■ **Aim**: Every line below that contains "Social" is to be copied.

(Extracted data entries)
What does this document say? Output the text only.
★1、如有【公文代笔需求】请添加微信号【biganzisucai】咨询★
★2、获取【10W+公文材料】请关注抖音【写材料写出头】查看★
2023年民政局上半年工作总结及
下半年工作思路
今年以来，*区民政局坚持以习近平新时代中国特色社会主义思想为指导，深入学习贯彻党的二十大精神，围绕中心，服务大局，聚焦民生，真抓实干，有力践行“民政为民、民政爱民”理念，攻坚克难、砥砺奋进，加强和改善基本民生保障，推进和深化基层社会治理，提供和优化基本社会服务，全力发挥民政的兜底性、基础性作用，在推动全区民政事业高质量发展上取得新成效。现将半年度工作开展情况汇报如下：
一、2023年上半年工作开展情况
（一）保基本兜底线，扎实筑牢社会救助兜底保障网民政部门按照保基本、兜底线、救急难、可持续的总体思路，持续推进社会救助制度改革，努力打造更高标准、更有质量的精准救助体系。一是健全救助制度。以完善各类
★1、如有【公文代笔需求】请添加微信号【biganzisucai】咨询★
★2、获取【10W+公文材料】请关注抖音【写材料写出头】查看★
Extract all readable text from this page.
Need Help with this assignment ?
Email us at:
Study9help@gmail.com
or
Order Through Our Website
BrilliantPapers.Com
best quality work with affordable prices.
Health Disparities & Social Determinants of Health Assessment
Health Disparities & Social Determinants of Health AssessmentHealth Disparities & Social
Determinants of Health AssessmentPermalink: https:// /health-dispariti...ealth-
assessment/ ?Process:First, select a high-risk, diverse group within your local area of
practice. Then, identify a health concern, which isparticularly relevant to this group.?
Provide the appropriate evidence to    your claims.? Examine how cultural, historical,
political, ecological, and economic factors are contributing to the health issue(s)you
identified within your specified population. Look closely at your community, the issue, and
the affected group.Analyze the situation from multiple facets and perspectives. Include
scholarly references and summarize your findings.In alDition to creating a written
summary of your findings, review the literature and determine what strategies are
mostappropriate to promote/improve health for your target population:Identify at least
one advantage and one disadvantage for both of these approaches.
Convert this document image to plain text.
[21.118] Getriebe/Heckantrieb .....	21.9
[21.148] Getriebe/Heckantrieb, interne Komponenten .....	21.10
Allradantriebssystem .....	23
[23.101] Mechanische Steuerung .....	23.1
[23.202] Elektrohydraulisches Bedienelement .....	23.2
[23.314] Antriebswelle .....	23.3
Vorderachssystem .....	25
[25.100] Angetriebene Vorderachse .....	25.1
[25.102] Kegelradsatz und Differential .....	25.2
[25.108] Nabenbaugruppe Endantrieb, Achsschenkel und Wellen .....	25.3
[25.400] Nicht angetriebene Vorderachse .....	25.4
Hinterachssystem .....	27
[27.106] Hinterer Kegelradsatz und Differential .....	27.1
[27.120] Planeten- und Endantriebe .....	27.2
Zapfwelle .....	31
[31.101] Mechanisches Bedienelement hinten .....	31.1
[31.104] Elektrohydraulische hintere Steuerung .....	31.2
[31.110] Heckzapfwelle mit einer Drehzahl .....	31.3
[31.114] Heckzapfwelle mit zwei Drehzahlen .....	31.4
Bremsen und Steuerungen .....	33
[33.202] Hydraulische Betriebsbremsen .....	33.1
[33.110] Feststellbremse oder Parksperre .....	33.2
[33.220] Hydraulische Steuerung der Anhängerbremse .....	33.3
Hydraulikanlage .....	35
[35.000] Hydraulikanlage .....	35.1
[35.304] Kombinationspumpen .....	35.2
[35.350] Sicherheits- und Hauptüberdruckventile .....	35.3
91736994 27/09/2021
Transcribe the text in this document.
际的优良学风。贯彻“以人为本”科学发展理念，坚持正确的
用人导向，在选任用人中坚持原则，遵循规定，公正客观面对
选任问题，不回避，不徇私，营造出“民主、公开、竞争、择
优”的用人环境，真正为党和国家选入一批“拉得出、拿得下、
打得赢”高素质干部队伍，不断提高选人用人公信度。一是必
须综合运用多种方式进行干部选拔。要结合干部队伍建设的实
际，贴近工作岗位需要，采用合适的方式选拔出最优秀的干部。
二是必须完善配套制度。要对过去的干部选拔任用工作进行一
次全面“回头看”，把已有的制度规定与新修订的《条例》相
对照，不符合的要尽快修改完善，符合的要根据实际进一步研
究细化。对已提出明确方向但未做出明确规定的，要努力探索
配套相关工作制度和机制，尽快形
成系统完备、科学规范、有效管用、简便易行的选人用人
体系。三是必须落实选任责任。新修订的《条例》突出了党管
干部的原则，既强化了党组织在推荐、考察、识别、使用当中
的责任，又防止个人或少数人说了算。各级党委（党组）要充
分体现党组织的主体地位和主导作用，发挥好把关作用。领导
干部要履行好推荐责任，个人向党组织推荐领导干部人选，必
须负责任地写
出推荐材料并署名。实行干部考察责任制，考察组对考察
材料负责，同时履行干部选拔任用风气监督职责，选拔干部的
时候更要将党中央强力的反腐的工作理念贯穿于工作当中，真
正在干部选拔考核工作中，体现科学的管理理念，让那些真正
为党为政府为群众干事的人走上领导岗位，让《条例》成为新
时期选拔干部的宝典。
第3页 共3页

■ **Response**:
Health Disparities & Social Determinants of Health Assessment
Health Disparities & Social Determinants of Health AssessmentHealth Disparities & Social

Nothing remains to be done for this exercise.